→ **SET PROBLEM**
Quote the records below in full, exactly as given, with the images taken out.

→ **PROVIDED INFORMATION**
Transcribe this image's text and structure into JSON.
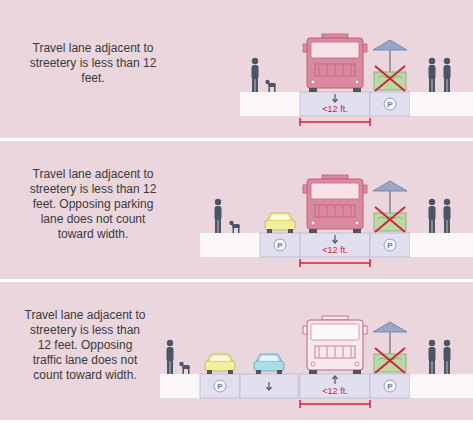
{
  "diagram": {
    "nodes": [
      {
        "text": [
          "Travel lane adjacent to streetery is less than 12 feet."
        ]
      },
      {
        "text": [
          "Travel lane adjacent to streetery is less than 12 feet. Opposing parking lane does not count toward width."
        ]
      },
      {
        "text": [
          "Travel lane adjacent to streetery is less than 12 feet. Opposing traffic lane does not count toward width."
        ]
      }
    ],
    "labels": [
      "<12 ft.",
      "P",
      "P",
      "<12 ft.",
      "P",
      "P",
      "<12 ft.",
      "P"
    ]
  }
}
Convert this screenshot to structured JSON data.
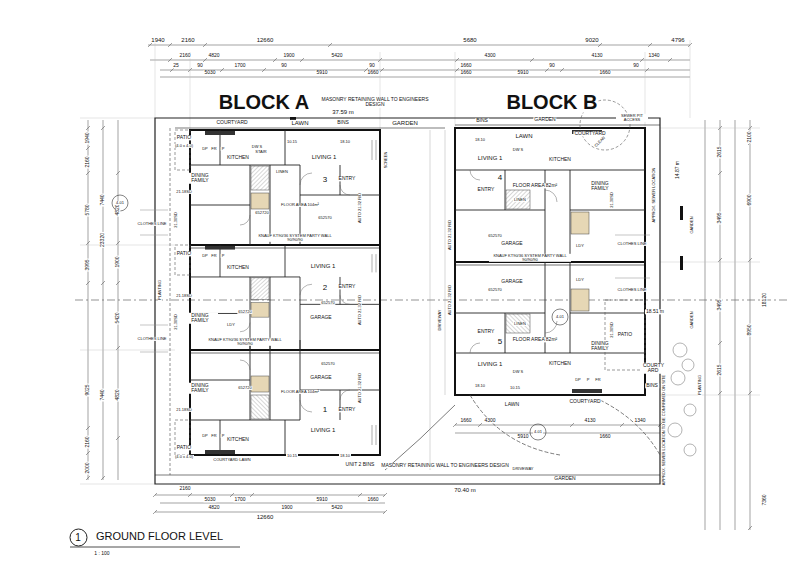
{
  "diagram": {
    "title": "GROUND FLOOR LEVEL",
    "nodes": [
      {
        "text": [
          "1"
        ]
      }
    ],
    "labels": [
      "1940",
      "2160",
      "12660",
      "5680",
      "9020",
      "4796",
      "2160",
      "4820",
      "1900",
      "5420",
      "4300",
      "4130",
      "1340",
      "25",
      "90",
      "1700",
      "90",
      "90",
      "1660",
      "90",
      "90",
      "5030",
      "5910",
      "1660",
      "1660",
      "5910",
      "1660",
      "1940",
      "2160",
      "5780",
      "3995",
      "23320",
      "9025",
      "2160",
      "2000",
      "7440",
      "7440",
      "4820",
      "1900",
      "5420",
      "4820",
      "2100",
      "6900",
      "18120",
      "8950",
      "7360",
      "14.87 m",
      "2615",
      "3495",
      "3495",
      "2615",
      "BLOCK A",
      "BLOCK B",
      "MASONRY RETAINING WALL TO ENGINEERS DESIGN",
      "37.59 m",
      "GARDEN",
      "LAWN",
      "BINS",
      "COURTYARD",
      "LAWN",
      "GARDEN",
      "BINS",
      "COURTYARD",
      "SEWER PIT ACCESS",
      "CLEAN",
      "PATIO",
      "(4.0 x 4.0)",
      "DP",
      "FR",
      "P",
      "KITCHEN",
      "DW S",
      "10.15",
      "18.10",
      "LIVING 1",
      "3",
      "ENTRY",
      "DINING FAMILY",
      "652720",
      "LINEN",
      "FLOOR AREA 104m²",
      "652570",
      "STAIR",
      "AUTO 21.32 R/D",
      "SCREEN",
      "21.18SD",
      "21.30SD",
      "KNAUF KT90/36 SYSTEM PARTY WALL 90/90/90",
      "DP",
      "FR",
      "P",
      "KITCHEN",
      "LIVING 1",
      "2",
      "ENTRY",
      "PATIO",
      "21.18SD",
      "DINING FAMILY",
      "652720",
      "LDY",
      "GARAGE",
      "652570",
      "AUTO 21.32 R/D",
      "KNAUF KT90/36 SYSTEM PARTY WALL 90/90/90",
      "CLOTHES LINE",
      "CLOTHES LINE",
      "PLANTING",
      "1",
      "DINING FAMILY",
      "652720",
      "652570",
      "GARAGE",
      "FLOOR AREA 104m²",
      "ENTRY",
      "AUTO 21.32 R/D",
      "KITCHEN",
      "LIVING 1",
      "DP",
      "FR",
      "P",
      "21.18SD",
      "PATIO",
      "(4.0 x 4.0)",
      "COURTYARD LAWN",
      "10.15",
      "18.10",
      "UNIT 2 BINS",
      "MASONRY RETAINING WALL TO ENGINEERS DESIGN",
      "70.40 m",
      "GARDEN",
      "DRIVEWAY",
      "DRIVEWAY",
      "LIVING 1",
      "DW S",
      "KITCHEN",
      "18.10",
      "4",
      "ENTRY",
      "FLOOR AREA 82m²",
      "LINEN",
      "DINING FAMILY",
      "652570",
      "GARAGE",
      "AUTO 21.32 R/D",
      "LDY",
      "CLOTHES LINE",
      "21.30SD",
      "KNAUF KT90/36 SYSTEM PARTY WALL 90/90/90",
      "GARAGE",
      "652570",
      "AUTO 21.32 R/D",
      "LDY",
      "CLOTHES LINE",
      "5",
      "ENTRY",
      "FLOOR AREA 82m²",
      "DINING FAMILY",
      "LINEN",
      "LIVING 1",
      "KITCHEN",
      "DW S",
      "DP",
      "FR",
      "P",
      "18.10",
      "10.15",
      "LAWN",
      "COURTYARD",
      "PATIO",
      "COURTY ARD",
      "BINS",
      "PLANTING",
      "GARDEN",
      "GARDEN",
      "18.51 m",
      "APPROX. SEWER LOCATION",
      "APPROX. SEWER LOCATION TO BE CONFIRMED ON SITE",
      "1 : 100",
      "4-01",
      "4-01",
      "4-01",
      "21.30SD",
      "21.30SD",
      "2160",
      "5030",
      "1700",
      "5910",
      "1660",
      "4820",
      "1900",
      "5420",
      "12660",
      "1660",
      "4300",
      "4130",
      "1340",
      "5910",
      "1660"
    ]
  }
}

→ **SOLVED EXERCISE**
Transcribe this image's text and structure into JSON.
{
  "diagram": {
    "nodes": [
      {
        "text": [
          "Travel lane adjacent to streetery is less than 12 feet."
        ]
      },
      {
        "text": [
          "Travel lane adjacent to streetery is less than 12 feet. Opposing parking lane does not count toward width."
        ]
      },
      {
        "text": [
          "Travel lane adjacent to streetery is less than 12 feet. Opposing traffic lane does not count toward width."
        ]
      }
    ],
    "labels": [
      "<12 ft.",
      "P",
      "P",
      "<12 ft.",
      "P",
      "P",
      "<12 ft.",
      "P"
    ]
  }
}
Convert this screenshot to structured JSON data.
{
  "diagram": {
    "title": "GROUND FLOOR LEVEL",
    "nodes": [
      {
        "text": [
          "1"
        ]
      }
    ],
    "labels": [
      "1940",
      "2160",
      "12660",
      "5680",
      "9020",
      "4796",
      "2160",
      "4820",
      "1900",
      "5420",
      "4300",
      "4130",
      "1340",
      "25",
      "90",
      "1700",
      "90",
      "90",
      "1660",
      "90",
      "90",
      "5030",
      "5910",
      "1660",
      "1660",
      "5910",
      "1660",
      "1940",
      "2160",
      "5780",
      "3995",
      "23320",
      "9025",
      "2160",
      "2000",
      "7440",
      "7440",
      "4820",
      "1900",
      "5420",
      "4820",
      "2100",
      "6900",
      "18120",
      "8950",
      "7360",
      "14.87 m",
      "2615",
      "3495",
      "3495",
      "2615",
      "BLOCK A",
      "BLOCK B",
      "MASONRY RETAINING WALL TO ENGINEERS DESIGN",
      "37.59 m",
      "GARDEN",
      "LAWN",
      "BINS",
      "COURTYARD",
      "LAWN",
      "GARDEN",
      "BINS",
      "COURTYARD",
      "SEWER PIT ACCESS",
      "CLEAN",
      "PATIO",
      "(4.0 x 4.0)",
      "DP",
      "FR",
      "P",
      "KITCHEN",
      "DW S",
      "10.15",
      "18.10",
      "LIVING 1",
      "3",
      "ENTRY",
      "DINING FAMILY",
      "652720",
      "LINEN",
      "FLOOR AREA 104m²",
      "652570",
      "STAIR",
      "AUTO 21.32 R/D",
      "SCREEN",
      "21.18SD",
      "21.30SD",
      "KNAUF KT90/36 SYSTEM PARTY WALL 90/90/90",
      "DP",
      "FR",
      "P",
      "KITCHEN",
      "LIVING 1",
      "2",
      "ENTRY",
      "PATIO",
      "21.18SD",
      "DINING FAMILY",
      "652720",
      "LDY",
      "GARAGE",
      "652570",
      "AUTO 21.32 R/D",
      "KNAUF KT90/36 SYSTEM PARTY WALL 90/90/90",
      "CLOTHES LINE",
      "CLOTHES LINE",
      "PLANTING",
      "1",
      "DINING FAMILY",
      "652720",
      "652570",
      "GARAGE",
      "FLOOR AREA 104m²",
      "ENTRY",
      "AUTO 21.32 R/D",
      "KITCHEN",
      "LIVING 1",
      "DP",
      "FR",
      "P",
      "21.18SD",
      "PATIO",
      "(4.0 x 4.0)",
      "COURTYARD LAWN",
      "10.15",
      "18.10",
      "UNIT 2 BINS",
      "MASONRY RETAINING WALL TO ENGINEERS DESIGN",
      "70.40 m",
      "GARDEN",
      "DRIVEWAY",
      "DRIVEWAY",
      "LIVING 1",
      "DW S",
      "KITCHEN",
      "18.10",
      "4",
      "ENTRY",
      "FLOOR AREA 82m²",
      "LINEN",
      "DINING FAMILY",
      "652570",
      "GARAGE",
      "AUTO 21.32 R/D",
      "LDY",
      "CLOTHES LINE",
      "21.30SD",
      "KNAUF KT90/36 SYSTEM PARTY WALL 90/90/90",
      "GARAGE",
      "652570",
      "AUTO 21.32 R/D",
      "LDY",
      "CLOTHES LINE",
      "5",
      "ENTRY",
      "FLOOR AREA 82m²",
      "DINING FAMILY",
      "LINEN",
      "LIVING 1",
      "KITCHEN",
      "DW S",
      "DP",
      "FR",
      "P",
      "18.10",
      "10.15",
      "LAWN",
      "COURTYARD",
      "PATIO",
      "COURTY ARD",
      "BINS",
      "PLANTING",
      "GARDEN",
      "GARDEN",
      "18.51 m",
      "APPROX. SEWER LOCATION",
      "APPROX. SEWER LOCATION TO BE CONFIRMED ON SITE",
      "1 : 100",
      "4-01",
      "4-01",
      "4-01",
      "21.30SD",
      "21.30SD",
      "2160",
      "5030",
      "1700",
      "5910",
      "1660",
      "4820",
      "1900",
      "5420",
      "12660",
      "1660",
      "4300",
      "4130",
      "1340",
      "5910",
      "1660"
    ]
  }
}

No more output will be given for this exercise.